Aim: Tally the lines that contain "title" and report the total alone.
** start of Recorded information **
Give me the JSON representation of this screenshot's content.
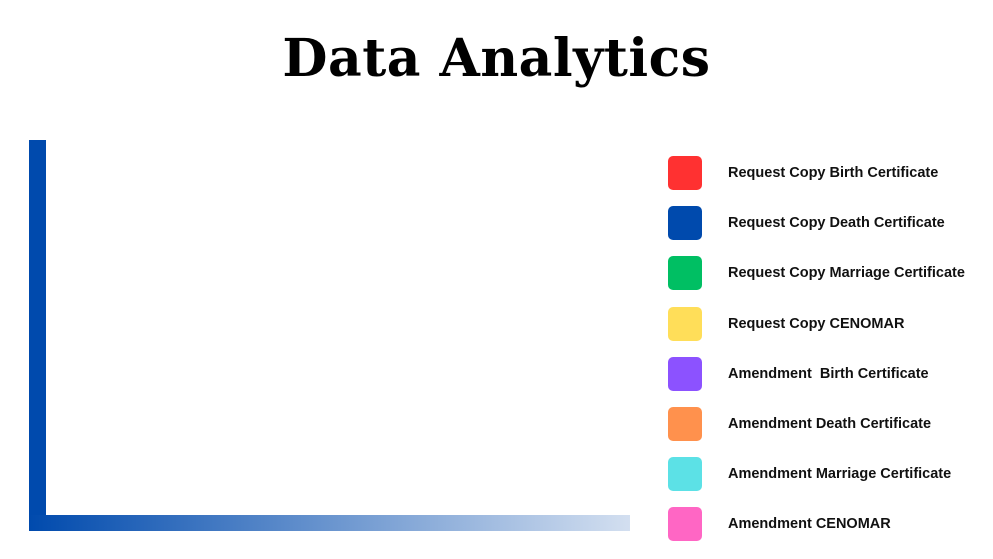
{
  "title": "Data Analytics",
  "chart_data": {
    "type": "bar",
    "title": "Data Analytics",
    "categories": [],
    "series": [
      {
        "name": "Request Copy Birth Certificate",
        "color": "#ff3131",
        "values": []
      },
      {
        "name": "Request Copy Death Certificate",
        "color": "#004aad",
        "values": []
      },
      {
        "name": "Request Copy Marriage Certificate",
        "color": "#00bf63",
        "values": []
      },
      {
        "name": "Request Copy CENOMAR",
        "color": "#ffde59",
        "values": []
      },
      {
        "name": "Amendment  Birth Certificate",
        "color": "#8c52ff",
        "values": []
      },
      {
        "name": "Amendment Death Certificate",
        "color": "#ff914d",
        "values": []
      },
      {
        "name": "Amendment Marriage Certificate",
        "color": "#5ce1e6",
        "values": []
      },
      {
        "name": "Amendment CENOMAR",
        "color": "#ff66c4",
        "values": []
      }
    ],
    "gridlines": 7,
    "grid": true,
    "legend_position": "right",
    "axis_color": "#004aad"
  }
}
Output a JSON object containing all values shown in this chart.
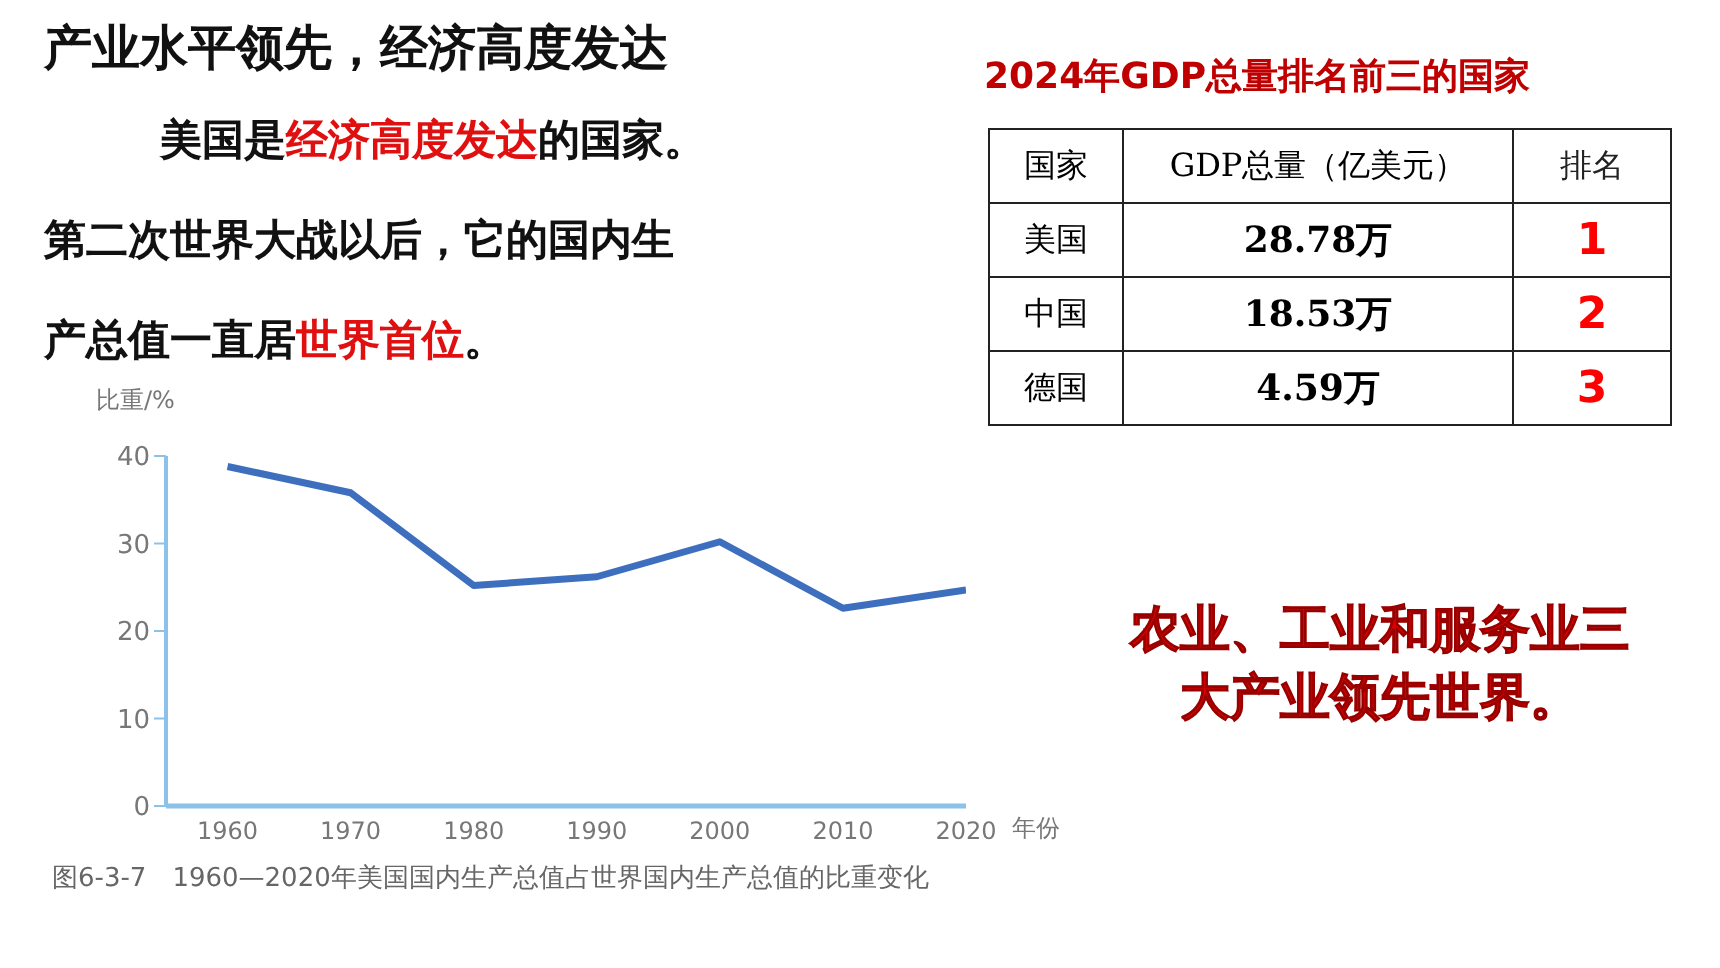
{
  "chart_data": {
    "type": "line",
    "title": "产业水平领先，经济高度发达",
    "xlabel": "年份",
    "ylabel": "比重/%",
    "x": [
      1960,
      1970,
      1980,
      1990,
      2000,
      2010,
      2020
    ],
    "series": [
      {
        "color": "#3d6fbe",
        "values": [
          38.8,
          35.8,
          25.2,
          26.2,
          30.2,
          22.6,
          24.7
        ]
      }
    ],
    "xlim": [
      1955,
      2020
    ],
    "xticks": [
      1960,
      1970,
      1980,
      1990,
      2000,
      2010,
      2020
    ],
    "ylim": [
      0,
      40
    ],
    "yticks": [
      0,
      10,
      20,
      30,
      40
    ],
    "grid": false,
    "legend": false,
    "line_style": "solid",
    "annotations": [
      "美国是",
      "经济高度发达",
      "的国家。",
      "第二次世界大战以后，它的国内生",
      "产总值一直居",
      "世界首位",
      "。",
      "2024年GDP总量排名前三的国家",
      "国家",
      "GDP总量（亿美元）",
      "排名",
      "美国",
      "28.78万",
      "1",
      "中国",
      "18.53万",
      "2",
      "德国",
      "4.59万",
      "3",
      "农业、工业和服务业三大产业领先世界。",
      "图6-3-7　1960—2020年美国国内生产总值占世界国内生产总值的比重变化"
    ]
  }
}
** end of Recorded information **
Answer to this problem: 3